Rows from a dataset:
● ● ● ● ● ● ●

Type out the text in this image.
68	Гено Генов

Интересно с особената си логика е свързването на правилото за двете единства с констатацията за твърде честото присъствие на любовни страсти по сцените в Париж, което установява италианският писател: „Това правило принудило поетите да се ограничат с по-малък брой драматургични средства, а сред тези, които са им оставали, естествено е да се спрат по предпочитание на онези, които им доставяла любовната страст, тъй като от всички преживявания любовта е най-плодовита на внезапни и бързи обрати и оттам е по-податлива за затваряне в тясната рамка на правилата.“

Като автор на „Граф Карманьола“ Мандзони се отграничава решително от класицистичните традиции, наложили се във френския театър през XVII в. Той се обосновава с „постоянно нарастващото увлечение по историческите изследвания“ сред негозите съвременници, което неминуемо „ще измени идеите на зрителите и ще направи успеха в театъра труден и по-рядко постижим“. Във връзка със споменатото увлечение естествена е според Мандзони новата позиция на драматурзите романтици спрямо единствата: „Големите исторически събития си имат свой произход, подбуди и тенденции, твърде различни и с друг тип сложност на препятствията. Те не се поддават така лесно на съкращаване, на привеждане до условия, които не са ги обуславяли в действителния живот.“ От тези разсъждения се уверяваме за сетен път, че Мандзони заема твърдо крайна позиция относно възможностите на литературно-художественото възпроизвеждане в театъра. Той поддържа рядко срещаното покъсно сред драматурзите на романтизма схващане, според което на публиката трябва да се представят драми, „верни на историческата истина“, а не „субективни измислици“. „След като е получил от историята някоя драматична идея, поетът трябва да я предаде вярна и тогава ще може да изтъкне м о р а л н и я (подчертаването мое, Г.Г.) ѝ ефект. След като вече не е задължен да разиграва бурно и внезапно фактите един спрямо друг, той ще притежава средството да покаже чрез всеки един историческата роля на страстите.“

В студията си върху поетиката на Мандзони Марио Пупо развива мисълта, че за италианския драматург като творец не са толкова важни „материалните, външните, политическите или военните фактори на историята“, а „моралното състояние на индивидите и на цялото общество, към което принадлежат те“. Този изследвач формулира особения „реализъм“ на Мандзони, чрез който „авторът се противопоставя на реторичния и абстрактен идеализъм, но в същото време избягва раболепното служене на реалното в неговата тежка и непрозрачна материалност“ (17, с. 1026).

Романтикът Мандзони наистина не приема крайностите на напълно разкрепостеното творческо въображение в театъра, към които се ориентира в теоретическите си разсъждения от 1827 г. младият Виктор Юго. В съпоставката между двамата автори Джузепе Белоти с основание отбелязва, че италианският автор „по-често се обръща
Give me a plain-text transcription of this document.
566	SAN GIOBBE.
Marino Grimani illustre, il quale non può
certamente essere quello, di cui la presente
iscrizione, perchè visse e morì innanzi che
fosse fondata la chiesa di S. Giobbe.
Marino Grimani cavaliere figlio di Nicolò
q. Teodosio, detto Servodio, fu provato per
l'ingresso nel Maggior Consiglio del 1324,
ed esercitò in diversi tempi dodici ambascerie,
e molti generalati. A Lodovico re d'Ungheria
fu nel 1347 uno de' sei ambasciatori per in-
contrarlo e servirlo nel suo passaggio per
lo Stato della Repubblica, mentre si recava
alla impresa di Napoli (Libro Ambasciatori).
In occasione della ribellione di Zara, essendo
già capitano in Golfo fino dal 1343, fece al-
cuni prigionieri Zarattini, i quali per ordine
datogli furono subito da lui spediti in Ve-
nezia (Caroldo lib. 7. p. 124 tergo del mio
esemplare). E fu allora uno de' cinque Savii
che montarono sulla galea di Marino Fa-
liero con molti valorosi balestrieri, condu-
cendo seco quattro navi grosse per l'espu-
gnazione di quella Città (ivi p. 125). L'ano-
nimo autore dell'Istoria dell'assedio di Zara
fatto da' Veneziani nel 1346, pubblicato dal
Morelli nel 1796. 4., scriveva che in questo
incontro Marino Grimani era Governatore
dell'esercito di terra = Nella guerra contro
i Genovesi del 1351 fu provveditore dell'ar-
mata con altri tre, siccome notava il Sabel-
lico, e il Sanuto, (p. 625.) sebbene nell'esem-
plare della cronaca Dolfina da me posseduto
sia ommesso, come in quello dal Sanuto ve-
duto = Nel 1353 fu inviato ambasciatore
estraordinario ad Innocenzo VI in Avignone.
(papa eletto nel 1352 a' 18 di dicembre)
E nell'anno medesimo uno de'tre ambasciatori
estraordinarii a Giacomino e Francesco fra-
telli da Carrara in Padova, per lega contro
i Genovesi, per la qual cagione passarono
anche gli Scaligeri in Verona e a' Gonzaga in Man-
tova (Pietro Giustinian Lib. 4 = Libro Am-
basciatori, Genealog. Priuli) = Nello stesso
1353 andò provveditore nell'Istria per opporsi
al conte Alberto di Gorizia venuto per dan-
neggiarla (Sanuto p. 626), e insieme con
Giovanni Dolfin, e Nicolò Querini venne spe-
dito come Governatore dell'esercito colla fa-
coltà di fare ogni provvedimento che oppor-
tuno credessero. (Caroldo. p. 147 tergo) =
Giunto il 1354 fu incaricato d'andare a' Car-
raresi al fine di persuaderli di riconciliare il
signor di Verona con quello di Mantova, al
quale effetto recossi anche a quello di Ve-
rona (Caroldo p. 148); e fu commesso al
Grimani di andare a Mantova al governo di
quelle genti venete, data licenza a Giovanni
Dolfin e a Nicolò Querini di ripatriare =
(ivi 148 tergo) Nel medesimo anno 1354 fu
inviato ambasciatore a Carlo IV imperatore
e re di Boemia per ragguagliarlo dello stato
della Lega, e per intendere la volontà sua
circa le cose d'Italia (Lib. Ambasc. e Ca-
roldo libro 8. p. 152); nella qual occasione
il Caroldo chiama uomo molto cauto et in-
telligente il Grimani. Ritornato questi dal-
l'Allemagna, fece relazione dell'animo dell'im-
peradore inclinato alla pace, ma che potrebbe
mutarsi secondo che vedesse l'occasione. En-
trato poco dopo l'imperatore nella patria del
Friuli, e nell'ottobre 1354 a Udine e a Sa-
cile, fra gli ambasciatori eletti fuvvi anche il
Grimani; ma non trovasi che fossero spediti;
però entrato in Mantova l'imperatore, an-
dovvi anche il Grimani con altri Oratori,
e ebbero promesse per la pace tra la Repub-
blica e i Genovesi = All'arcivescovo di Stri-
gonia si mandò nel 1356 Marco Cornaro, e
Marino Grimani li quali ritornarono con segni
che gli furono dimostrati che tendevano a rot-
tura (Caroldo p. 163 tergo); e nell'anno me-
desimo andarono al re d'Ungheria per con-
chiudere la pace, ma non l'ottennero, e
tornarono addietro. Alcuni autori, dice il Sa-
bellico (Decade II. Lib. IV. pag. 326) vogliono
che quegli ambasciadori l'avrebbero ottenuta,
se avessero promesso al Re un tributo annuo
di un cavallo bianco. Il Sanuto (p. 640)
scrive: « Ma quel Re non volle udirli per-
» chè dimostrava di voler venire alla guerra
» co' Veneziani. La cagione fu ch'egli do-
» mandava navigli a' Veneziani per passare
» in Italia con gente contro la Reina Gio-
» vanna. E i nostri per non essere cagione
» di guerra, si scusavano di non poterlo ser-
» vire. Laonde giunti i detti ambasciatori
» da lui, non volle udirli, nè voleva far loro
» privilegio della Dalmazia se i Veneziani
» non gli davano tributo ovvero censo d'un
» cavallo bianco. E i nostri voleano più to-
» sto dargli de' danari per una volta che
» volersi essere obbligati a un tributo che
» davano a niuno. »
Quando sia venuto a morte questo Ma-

● ● ● ● ● ● ●

**Objective**
Without leaving anything out, give the entries again exactly.

**Written solution**
Type out the text in this image.
68	Гено Генов

Интересно с особената си логика е свързването на правилото за двете единства с констатацията за твърде честото присъствие на любовни страсти по сцените в Париж, което установява италианският писател: „Това правило принудило поетите да се ограничат с по-малък брой драматургични средства, а сред тези, които са им оставали, естествено е да се спрат по предпочитание на онези, които им доставяла любовната страст, тъй като от всички преживявания любовта е най-плодовита на внезапни и бързи обрати и оттам е по-податлива за затваряне в тясната рамка на правилата.“

Като автор на „Граф Карманьола“ Мандзони се отграничава решително от класицистичните традиции, наложили се във френския театър през XVII в. Той се обосновава с „постоянно нарастващото увлечение по историческите изследвания“ сред негозите съвременници, което неминуемо „ще измени идеите на зрителите и ще направи успеха в театъра труден и по-рядко постижим“. Във връзка със споменатото увлечение естествена е според Мандзони новата позиция на драматурзите романтици спрямо единствата: „Големите исторически събития си имат свой произход, подбуди и тенденции, твърде различни и с друг тип сложност на препятствията. Те не се поддават така лесно на съкращаване, на привеждане до условия, които не са ги обуславяли в действителния живот.“ От тези разсъждения се уверяваме за сетен път, че Мандзони заема твърдо крайна позиция относно възможностите на литературно-художественото възпроизвеждане в театъра. Той поддържа рядко срещаното покъсно сред драматурзите на романтизма схващане, според което на публиката трябва да се представят драми, „верни на историческата истина“, а не „субективни измислици“. „След като е получил от историята някоя драматична идея, поетът трябва да я предаде вярна и тогава ще може да изтъкне м о р а л н и я (подчертаването мое, Г.Г.) ѝ ефект. След като вече не е задължен да разиграва бурно и внезапно фактите един спрямо друг, той ще притежава средството да покаже чрез всеки един историческата роля на страстите.“

В студията си върху поетиката на Мандзони Марио Пупо развива мисълта, че за италианския драматург като творец не са толкова важни „материалните, външните, политическите или военните фактори на историята“, а „моралното състояние на индивидите и на цялото общество, към което принадлежат те“. Този изследвач формулира особения „реализъм“ на Мандзони, чрез който „авторът се противопоставя на реторичния и абстрактен идеализъм, но в същото време избягва раболепното служене на реалното в неговата тежка и непрозрачна материалност“ (17, с. 1026).

Романтикът Мандзони наистина не приема крайностите на напълно разкрепостеното творческо въображение в театъра, към които се ориентира в теоретическите си разсъждения от 1827 г. младият Виктор Юго. В съпоставката между двамата автори Джузепе Белоти с основание отбелязва, че италианският автор „по-често се обръща
Give me a plain-text transcription of this document.
566	SAN GIOBBE.
Marino Grimani illustre, il quale non può
certamente essere quello, di cui la presente
iscrizione, perchè visse e morì innanzi che
fosse fondata la chiesa di S. Giobbe.
Marino Grimani cavaliere figlio di Nicolò
q. Teodosio, detto Servodio, fu provato per
l'ingresso nel Maggior Consiglio del 1324,
ed esercitò in diversi tempi dodici ambascerie,
e molti generalati. A Lodovico re d'Ungheria
fu nel 1347 uno de' sei ambasciatori per in-
contrarlo e servirlo nel suo passaggio per
lo Stato della Repubblica, mentre si recava
alla impresa di Napoli (Libro Ambasciatori).
In occasione della ribellione di Zara, essendo
già capitano in Golfo fino dal 1343, fece al-
cuni prigionieri Zarattini, i quali per ordine
datogli furono subito da lui spediti in Ve-
nezia (Caroldo lib. 7. p. 124 tergo del mio
esemplare). E fu allora uno de' cinque Savii
che montarono sulla galea di Marino Fa-
liero con molti valorosi balestrieri, condu-
cendo seco quattro navi grosse per l'espu-
gnazione di quella Città (ivi p. 125). L'ano-
nimo autore dell'Istoria dell'assedio di Zara
fatto da' Veneziani nel 1346, pubblicato dal
Morelli nel 1796. 4., scriveva che in questo
incontro Marino Grimani era Governatore
dell'esercito di terra = Nella guerra contro
i Genovesi del 1351 fu provveditore dell'ar-
mata con altri tre, siccome notava il Sabel-
lico, e il Sanuto, (p. 625.) sebbene nell'esem-
plare della cronaca Dolfina da me posseduto
sia ommesso, come in quello dal Sanuto ve-
duto = Nel 1353 fu inviato ambasciatore
estraordinario ad Innocenzo VI in Avignone.
(papa eletto nel 1352 a' 18 di dicembre)
E nell'anno medesimo uno de'tre ambasciatori
estraordinarii a Giacomino e Francesco fra-
telli da Carrara in Padova, per lega contro
i Genovesi, per la qual cagione passarono
anche gli Scaligeri in Verona e a' Gonzaga in Man-
tova (Pietro Giustinian Lib. 4 = Libro Am-
basciatori, Genealog. Priuli) = Nello stesso
1353 andò provveditore nell'Istria per opporsi
al conte Alberto di Gorizia venuto per dan-
neggiarla (Sanuto p. 626), e insieme con
Giovanni Dolfin, e Nicolò Querini venne spe-
dito come Governatore dell'esercito colla fa-
coltà di fare ogni provvedimento che oppor-
tuno credessero. (Caroldo. p. 147 tergo) =
Giunto il 1354 fu incaricato d'andare a' Car-
raresi al fine di persuaderli di riconciliare il
signor di Verona con quello di Mantova, al
quale effetto recossi anche a quello di Ve-
rona (Caroldo p. 148); e fu commesso al
Grimani di andare a Mantova al governo di
quelle genti venete, data licenza a Giovanni
Dolfin e a Nicolò Querini di ripatriare =
(ivi 148 tergo) Nel medesimo anno 1354 fu
inviato ambasciatore a Carlo IV imperatore
e re di Boemia per ragguagliarlo dello stato
della Lega, e per intendere la volontà sua
circa le cose d'Italia (Lib. Ambasc. e Ca-
roldo libro 8. p. 152); nella qual occasione
il Caroldo chiama uomo molto cauto et in-
telligente il Grimani. Ritornato questi dal-
l'Allemagna, fece relazione dell'animo dell'im-
peradore inclinato alla pace, ma che potrebbe
mutarsi secondo che vedesse l'occasione. En-
trato poco dopo l'imperatore nella patria del
Friuli, e nell'ottobre 1354 a Udine e a Sa-
cile, fra gli ambasciatori eletti fuvvi anche il
Grimani; ma non trovasi che fossero spediti;
però entrato in Mantova l'imperatore, an-
dovvi anche il Grimani con altri Oratori,
e ebbero promesse per la pace tra la Repub-
blica e i Genovesi = All'arcivescovo di Stri-
gonia si mandò nel 1356 Marco Cornaro, e
Marino Grimani li quali ritornarono con segni
che gli furono dimostrati che tendevano a rot-
tura (Caroldo p. 163 tergo); e nell'anno me-
desimo andarono al re d'Ungheria per con-
chiudere la pace, ma non l'ottennero, e
tornarono addietro. Alcuni autori, dice il Sa-
bellico (Decade II. Lib. IV. pag. 326) vogliono
che quegli ambasciadori l'avrebbero ottenuta,
se avessero promesso al Re un tributo annuo
di un cavallo bianco. Il Sanuto (p. 640)
scrive: « Ma quel Re non volle udirli per-
» chè dimostrava di voler venire alla guerra
» co' Veneziani. La cagione fu ch'egli do-
» mandava navigli a' Veneziani per passare
» in Italia con gente contro la Reina Gio-
» vanna. E i nostri per non essere cagione
» di guerra, si scusavano di non poterlo ser-
» vire. Laonde giunti i detti ambasciatori
» da lui, non volle udirli, nè voleva far loro
» privilegio della Dalmazia se i Veneziani
» non gli davano tributo ovvero censo d'un
» cavallo bianco. E i nostri voleano più to-
» sto dargli de' danari per una volta che
» volersi essere obbligati a un tributo che
» davano a niuno. »
Quando sia venuto a morte questo Ma-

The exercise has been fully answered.